→ Request: Give all the lines below again, exactly, with no pictures.

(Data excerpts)

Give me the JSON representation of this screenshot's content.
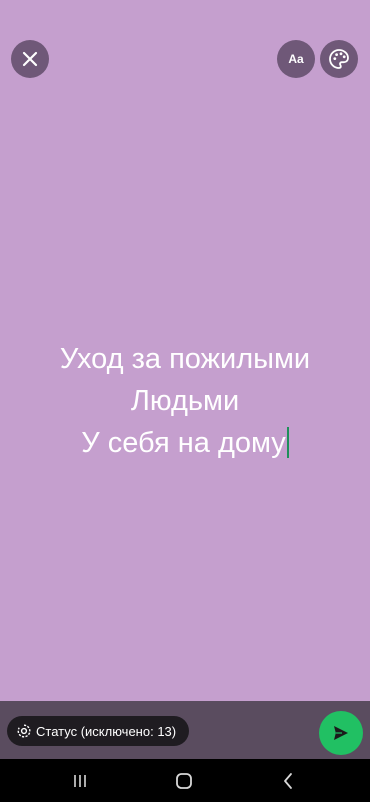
{
  "colors": {
    "canvas_background": "#c59fce",
    "top_button_background": "#6f5878",
    "bottom_bar_background": "#5a4c5f",
    "chip_background": "#1f1c21",
    "send_button": "#21c063",
    "cursor": "#1e8f5a",
    "nav_bar": "#000000"
  },
  "toolbar": {
    "close_icon": "close-icon",
    "font_button_label": "Aa",
    "palette_icon": "palette-icon"
  },
  "status": {
    "lines": [
      "Уход за пожилыми",
      "Людьми",
      "У себя на дому"
    ]
  },
  "bottom_bar": {
    "privacy_icon": "status-privacy-icon",
    "privacy_label": "Статус (исключено: 13)",
    "send_icon": "send-icon"
  },
  "nav": {
    "recents_icon": "recents-icon",
    "home_icon": "home-icon",
    "back_icon": "back-icon"
  }
}
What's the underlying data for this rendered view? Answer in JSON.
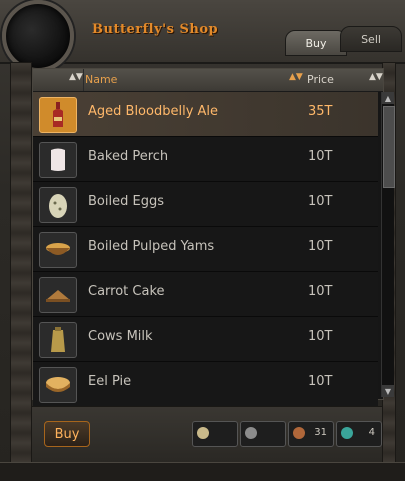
{
  "window": {
    "title": "Butterfly's Shop"
  },
  "tabs": [
    {
      "label": "Buy",
      "active": true
    },
    {
      "label": "Sell",
      "active": false
    }
  ],
  "table": {
    "columns": {
      "name": "Name",
      "price": "Price"
    },
    "rows": [
      {
        "icon": "wine-bottle-icon",
        "name": "Aged Bloodbelly Ale",
        "price": "35T",
        "selected": true
      },
      {
        "icon": "fish-fillet-icon",
        "name": "Baked Perch",
        "price": "10T",
        "selected": false
      },
      {
        "icon": "egg-icon",
        "name": "Boiled Eggs",
        "price": "10T",
        "selected": false
      },
      {
        "icon": "bowl-icon",
        "name": "Boiled Pulped Yams",
        "price": "10T",
        "selected": false
      },
      {
        "icon": "cake-icon",
        "name": "Carrot Cake",
        "price": "10T",
        "selected": false
      },
      {
        "icon": "milk-jug-icon",
        "name": "Cows Milk",
        "price": "10T",
        "selected": false
      },
      {
        "icon": "pie-icon",
        "name": "Eel Pie",
        "price": "10T",
        "selected": false
      }
    ]
  },
  "footer": {
    "buy_label": "Buy",
    "currency": [
      {
        "name": "coin-gold",
        "value": "",
        "color": "#c9b98a"
      },
      {
        "name": "coin-silver",
        "value": "",
        "color": "#8c8c8c"
      },
      {
        "name": "coin-copper",
        "value": "31",
        "color": "#b0673a"
      },
      {
        "name": "gem-teal",
        "value": "4",
        "color": "#3aa59a"
      }
    ]
  },
  "colors": {
    "accent": "#e38a2a",
    "selected_row_text": "#ffb86a",
    "text": "#c7c3bb"
  }
}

→ Answer to this task:
Give me the JSON representation of this screenshot's content.
{
  "colors": {
    "canvas_background": "#c59fce",
    "top_button_background": "#6f5878",
    "bottom_bar_background": "#5a4c5f",
    "chip_background": "#1f1c21",
    "send_button": "#21c063",
    "cursor": "#1e8f5a",
    "nav_bar": "#000000"
  },
  "toolbar": {
    "close_icon": "close-icon",
    "font_button_label": "Aa",
    "palette_icon": "palette-icon"
  },
  "status": {
    "lines": [
      "Уход за пожилыми",
      "Людьми",
      "У себя на дому"
    ]
  },
  "bottom_bar": {
    "privacy_icon": "status-privacy-icon",
    "privacy_label": "Статус (исключено: 13)",
    "send_icon": "send-icon"
  },
  "nav": {
    "recents_icon": "recents-icon",
    "home_icon": "home-icon",
    "back_icon": "back-icon"
  }
}
What's the underlying data for this rendered view? Answer in JSON.
{
  "window": {
    "title": "Butterfly's Shop"
  },
  "tabs": [
    {
      "label": "Buy",
      "active": true
    },
    {
      "label": "Sell",
      "active": false
    }
  ],
  "table": {
    "columns": {
      "name": "Name",
      "price": "Price"
    },
    "rows": [
      {
        "icon": "wine-bottle-icon",
        "name": "Aged Bloodbelly Ale",
        "price": "35T",
        "selected": true
      },
      {
        "icon": "fish-fillet-icon",
        "name": "Baked Perch",
        "price": "10T",
        "selected": false
      },
      {
        "icon": "egg-icon",
        "name": "Boiled Eggs",
        "price": "10T",
        "selected": false
      },
      {
        "icon": "bowl-icon",
        "name": "Boiled Pulped Yams",
        "price": "10T",
        "selected": false
      },
      {
        "icon": "cake-icon",
        "name": "Carrot Cake",
        "price": "10T",
        "selected": false
      },
      {
        "icon": "milk-jug-icon",
        "name": "Cows Milk",
        "price": "10T",
        "selected": false
      },
      {
        "icon": "pie-icon",
        "name": "Eel Pie",
        "price": "10T",
        "selected": false
      }
    ]
  },
  "footer": {
    "buy_label": "Buy",
    "currency": [
      {
        "name": "coin-gold",
        "value": "",
        "color": "#c9b98a"
      },
      {
        "name": "coin-silver",
        "value": "",
        "color": "#8c8c8c"
      },
      {
        "name": "coin-copper",
        "value": "31",
        "color": "#b0673a"
      },
      {
        "name": "gem-teal",
        "value": "4",
        "color": "#3aa59a"
      }
    ]
  },
  "colors": {
    "accent": "#e38a2a",
    "selected_row_text": "#ffb86a",
    "text": "#c7c3bb"
  }
}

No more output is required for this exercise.